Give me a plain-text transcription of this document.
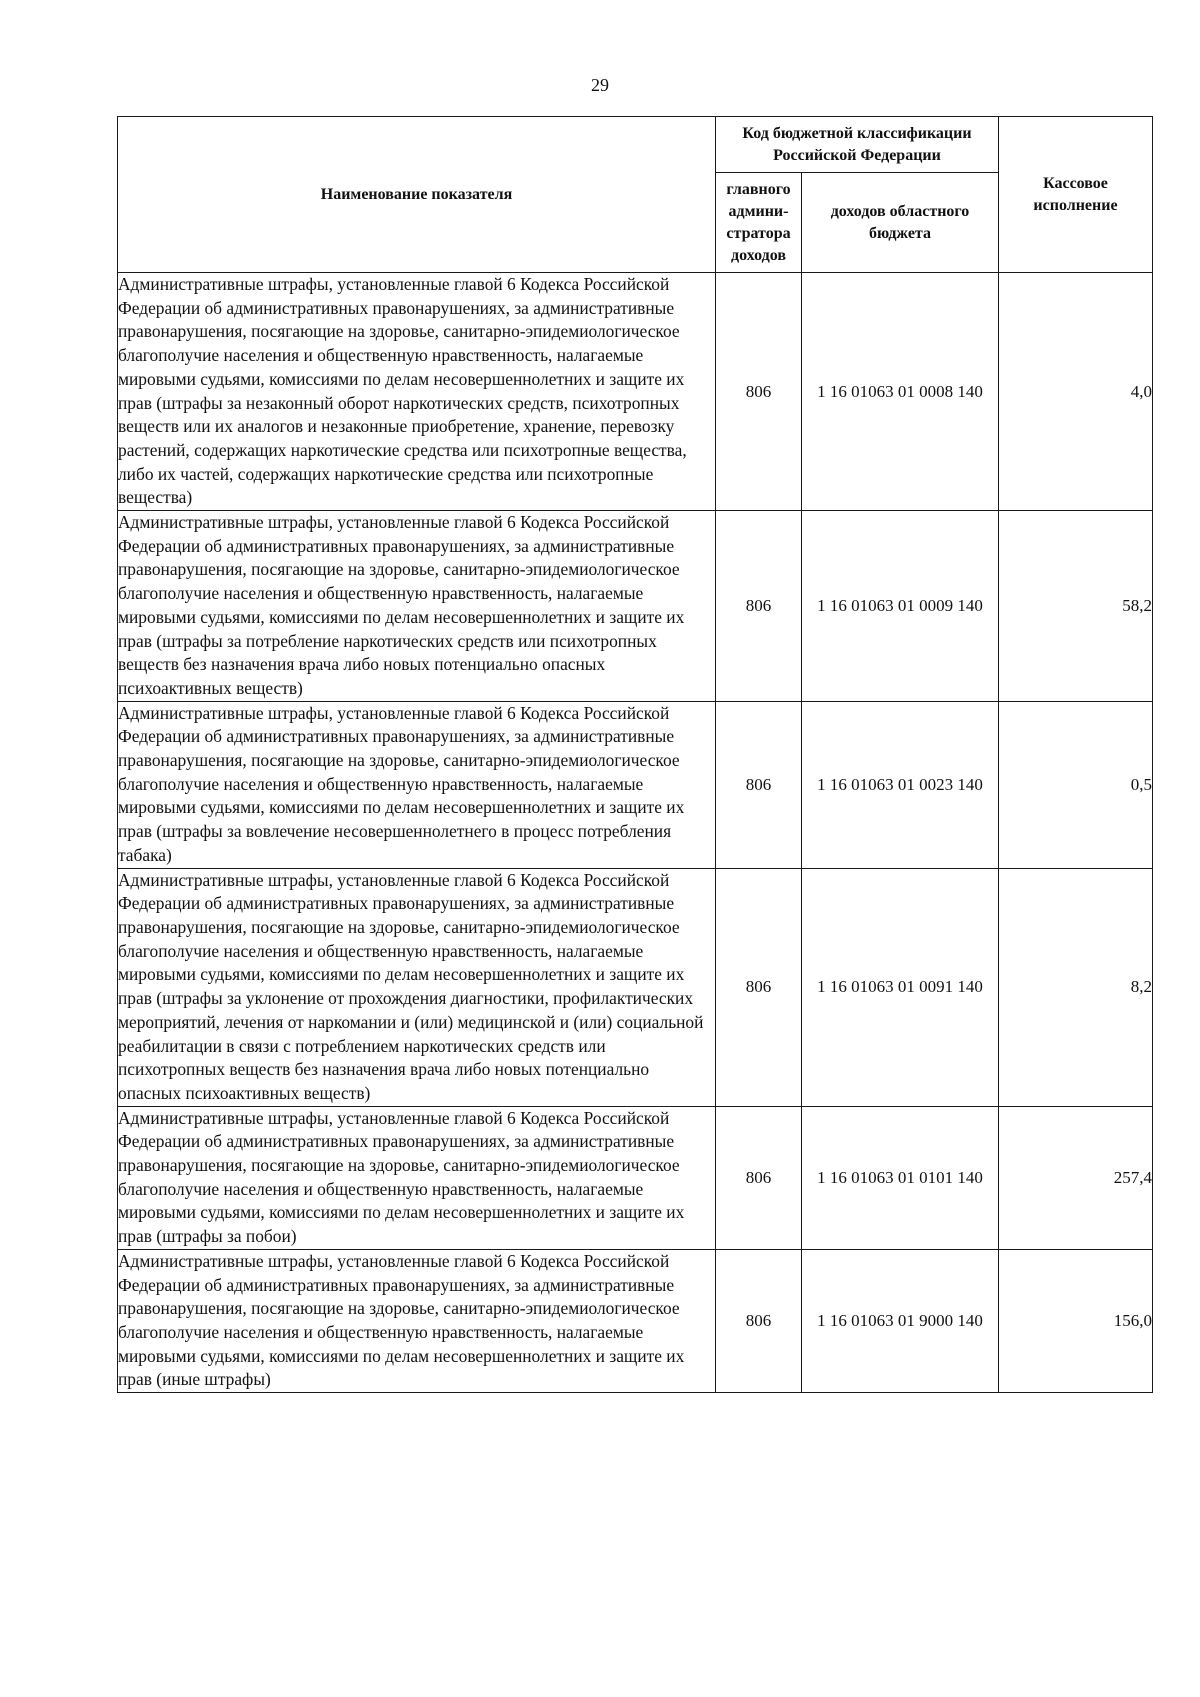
29
Наименование показателя	Код бюджетной классификации Российской Федерации		Кассовое исполнение
	главного админи- стратора доходов	доходов областного бюджета	
Административные штрафы, установленные главой 6 Кодекса Российской Федерации об административных правонарушениях, за административные правонарушения, посягающие на здоровье, санитарно-эпидемиологическое благополучие населения и общественную нравственность, налагаемые мировыми судьями, комиссиями по делам несовершеннолетних и защите их прав (штрафы за незаконный оборот наркотических средств, психотропных веществ или их аналогов и незаконные приобретение, хранение, перевозку растений, содержащих наркотические средства или психотропные вещества, либо их частей, содержащих наркотические средства или психотропные вещества)	806	1 16 01063 01 0008 140	4,0
Административные штрафы, установленные главой 6 Кодекса Российской Федерации об административных правонарушениях, за административные правонарушения, посягающие на здоровье, санитарно-эпидемиологическое благополучие населения и общественную нравственность, налагаемые мировыми судьями, комиссиями по делам несовершеннолетних и защите их прав (штрафы за потребление наркотических средств или психотропных веществ без назначения врача либо новых потенциально опасных психоактивных веществ)	806	1 16 01063 01 0009 140	58,2
Административные штрафы, установленные главой 6 Кодекса Российской Федерации об административных правонарушениях, за административные правонарушения, посягающие на здоровье, санитарно-эпидемиологическое благополучие населения и общественную нравственность, налагаемые мировыми судьями, комиссиями по делам несовершеннолетних и защите их прав (штрафы за вовлечение несовершеннолетнего в процесс потребления табака)	806	1 16 01063 01 0023 140	0,5
Административные штрафы, установленные главой 6 Кодекса Российской Федерации об административных правонарушениях, за административные правонарушения, посягающие на здоровье, санитарно-эпидемиологическое благополучие населения и общественную нравственность, налагаемые мировыми судьями, комиссиями по делам несовершеннолетних и защите их прав (штрафы за уклонение от прохождения диагностики, профилактических мероприятий, лечения от наркомании и (или) медицинской и (или) социальной реабилитации в связи с потреблением наркотических средств или психотропных веществ без назначения врача либо новых потенциально опасных психоактивных веществ)	806	1 16 01063 01 0091 140	8,2
Административные штрафы, установленные главой 6 Кодекса Российской Федерации об административных правонарушениях, за административные правонарушения, посягающие на здоровье, санитарно-эпидемиологическое благополучие населения и общественную нравственность, налагаемые мировыми судьями, комиссиями по делам несовершеннолетних и защите их прав (штрафы за побои)	806	1 16 01063 01 0101 140	257,4
Административные штрафы, установленные главой 6 Кодекса Российской Федерации об административных правонарушениях, за административные правонарушения, посягающие на здоровье, санитарно-эпидемиологическое благополучие населения и общественную нравственность, налагаемые мировыми судьями, комиссиями по делам несовершеннолетних и защите их прав (иные штрафы)	806	1 16 01063 01 9000 140	156,0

== What is needed ==
How many lines of the listing include the string "веществ"? Answer with the number alone.

== Response to the exercise ==
3